**Activity:** Reproduce word for word the part of the artist statement that opens with the words containing "Jason Christopher Childers™" and closes with "without using words.".

**Selected extract:**
-------

Jason Christopher Childers™ - A Statement of Arts
I just watched a bunch of cockroaches fighting over a piece of bread. They were many, I was few. I thought about a suburban family arguing with teenagers at the dinner table, The Last Supper, poverty, nuclear resilience, etc... Synapses streamlined through unending connectivities as they fought and feasted—halting only momentarily for small dramas. In those short moments I both smiled and frowned. The tension was pleasant.
"One day I shall recreate this experience using art." I said without using words.
Sometimes the tragedy of existence is absurd, in the most normal things, and at once both horrific and laughable. My artwork represents bizarre meditations upon the absurdity of existence that manifest themselves in a wavering tension between the natural and the artificial. Elements of such absurd tensions are revealed in this short list describing the specific content of my work:
genetically modified mass produced meat objects (from creature to meat), confronting death while consuming life via glorified fish fry, dinosaur chickens unknowingly performing opera while eating gelatin on plastic grass, hundreds of dead fleas galloping in a dream amongst the buzz of a leaky a/c, living paintings-aesthetic fish objects, the sonic perspective of such fish objects, tactile polymer litter sand referencing superposition and a paradox of existence, and other various digital, political, and linguistic absurdities.
Absurdism lies at the heart of my practice. Merriam-Webster defines absurd as "having no rational or orderly relationship to human life." These irrational and disorderly relations to existence are at the core of my research and representations. I toe the line between the meaningful and meaningless while maintaining the idea that things don't always have to make sense to be significant.

-------

[Bounding box prediction data]
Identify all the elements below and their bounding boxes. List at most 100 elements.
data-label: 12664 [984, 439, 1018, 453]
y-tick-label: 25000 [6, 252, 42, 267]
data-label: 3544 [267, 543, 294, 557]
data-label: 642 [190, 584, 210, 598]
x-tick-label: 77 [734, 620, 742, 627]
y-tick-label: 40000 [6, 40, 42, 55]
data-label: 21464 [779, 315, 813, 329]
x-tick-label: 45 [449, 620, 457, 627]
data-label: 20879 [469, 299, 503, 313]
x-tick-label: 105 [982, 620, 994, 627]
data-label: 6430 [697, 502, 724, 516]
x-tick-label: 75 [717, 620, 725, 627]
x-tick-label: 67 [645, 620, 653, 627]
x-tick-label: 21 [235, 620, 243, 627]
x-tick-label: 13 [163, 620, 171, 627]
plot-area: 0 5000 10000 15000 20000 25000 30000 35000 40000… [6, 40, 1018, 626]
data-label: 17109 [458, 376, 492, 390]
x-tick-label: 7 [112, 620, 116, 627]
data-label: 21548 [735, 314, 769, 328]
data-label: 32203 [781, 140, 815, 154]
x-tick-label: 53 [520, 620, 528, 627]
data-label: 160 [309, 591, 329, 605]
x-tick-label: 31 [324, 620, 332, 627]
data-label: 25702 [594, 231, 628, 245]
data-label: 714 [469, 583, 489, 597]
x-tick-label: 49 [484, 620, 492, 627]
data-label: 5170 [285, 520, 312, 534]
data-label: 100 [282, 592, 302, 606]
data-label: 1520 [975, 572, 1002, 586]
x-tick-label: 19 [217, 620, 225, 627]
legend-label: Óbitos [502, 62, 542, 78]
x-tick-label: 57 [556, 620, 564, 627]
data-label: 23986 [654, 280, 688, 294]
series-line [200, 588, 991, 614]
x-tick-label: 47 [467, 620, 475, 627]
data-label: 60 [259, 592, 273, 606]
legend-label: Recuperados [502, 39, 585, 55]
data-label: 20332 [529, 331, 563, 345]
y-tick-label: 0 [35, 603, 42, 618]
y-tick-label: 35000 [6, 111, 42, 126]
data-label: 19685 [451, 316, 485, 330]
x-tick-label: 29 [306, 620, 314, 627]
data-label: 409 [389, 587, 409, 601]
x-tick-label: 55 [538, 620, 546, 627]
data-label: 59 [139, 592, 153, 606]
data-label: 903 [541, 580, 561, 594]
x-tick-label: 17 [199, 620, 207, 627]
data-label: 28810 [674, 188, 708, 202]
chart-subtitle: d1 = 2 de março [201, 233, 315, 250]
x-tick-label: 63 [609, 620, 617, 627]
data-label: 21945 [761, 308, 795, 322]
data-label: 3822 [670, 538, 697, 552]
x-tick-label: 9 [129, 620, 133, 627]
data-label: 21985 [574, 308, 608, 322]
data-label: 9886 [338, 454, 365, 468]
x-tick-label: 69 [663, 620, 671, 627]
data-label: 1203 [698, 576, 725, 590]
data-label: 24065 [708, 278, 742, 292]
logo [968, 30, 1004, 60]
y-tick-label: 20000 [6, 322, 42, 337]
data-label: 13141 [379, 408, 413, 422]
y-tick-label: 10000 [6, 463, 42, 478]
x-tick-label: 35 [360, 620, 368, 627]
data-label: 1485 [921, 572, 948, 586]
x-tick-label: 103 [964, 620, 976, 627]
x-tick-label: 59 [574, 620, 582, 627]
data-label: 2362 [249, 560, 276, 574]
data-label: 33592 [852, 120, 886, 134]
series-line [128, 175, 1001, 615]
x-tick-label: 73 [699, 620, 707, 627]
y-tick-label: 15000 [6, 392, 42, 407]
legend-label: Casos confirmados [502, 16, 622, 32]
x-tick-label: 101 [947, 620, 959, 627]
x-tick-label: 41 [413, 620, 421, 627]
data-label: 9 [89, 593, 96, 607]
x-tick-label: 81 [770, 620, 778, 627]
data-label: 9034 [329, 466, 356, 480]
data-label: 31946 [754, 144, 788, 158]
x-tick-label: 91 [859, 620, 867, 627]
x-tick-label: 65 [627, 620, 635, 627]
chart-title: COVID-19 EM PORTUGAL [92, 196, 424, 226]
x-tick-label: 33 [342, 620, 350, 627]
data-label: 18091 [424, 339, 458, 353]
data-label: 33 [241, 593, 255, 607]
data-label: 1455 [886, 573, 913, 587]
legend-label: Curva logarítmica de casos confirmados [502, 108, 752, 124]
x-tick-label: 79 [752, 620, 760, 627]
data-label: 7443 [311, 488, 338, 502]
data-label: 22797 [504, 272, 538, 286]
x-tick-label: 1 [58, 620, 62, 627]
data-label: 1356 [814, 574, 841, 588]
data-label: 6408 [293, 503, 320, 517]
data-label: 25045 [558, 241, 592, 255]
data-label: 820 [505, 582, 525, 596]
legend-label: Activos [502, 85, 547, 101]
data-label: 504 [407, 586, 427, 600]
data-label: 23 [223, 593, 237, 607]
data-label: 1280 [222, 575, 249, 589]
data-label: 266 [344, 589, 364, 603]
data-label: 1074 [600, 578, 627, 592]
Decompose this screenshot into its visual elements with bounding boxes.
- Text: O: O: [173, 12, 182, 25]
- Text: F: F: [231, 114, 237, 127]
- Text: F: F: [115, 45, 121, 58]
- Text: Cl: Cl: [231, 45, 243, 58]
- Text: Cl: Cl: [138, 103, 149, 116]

-------

**Task solution:**
Jason Christopher Childers™ - A Statement of Arts
I just watched a bunch of cockroaches fighting over a piece of bread. They were many, I was few. I thought about a suburban family arguing with teenagers at the dinner table, The Last Supper, poverty, nuclear resilience, etc... Synapses streamlined through unending connectivities as they fought and feasted—halting only momentarily for small dramas. In those short moments I both smiled and frowned. The tension was pleasant.
"One day I shall recreate this experience using art." I said without using words.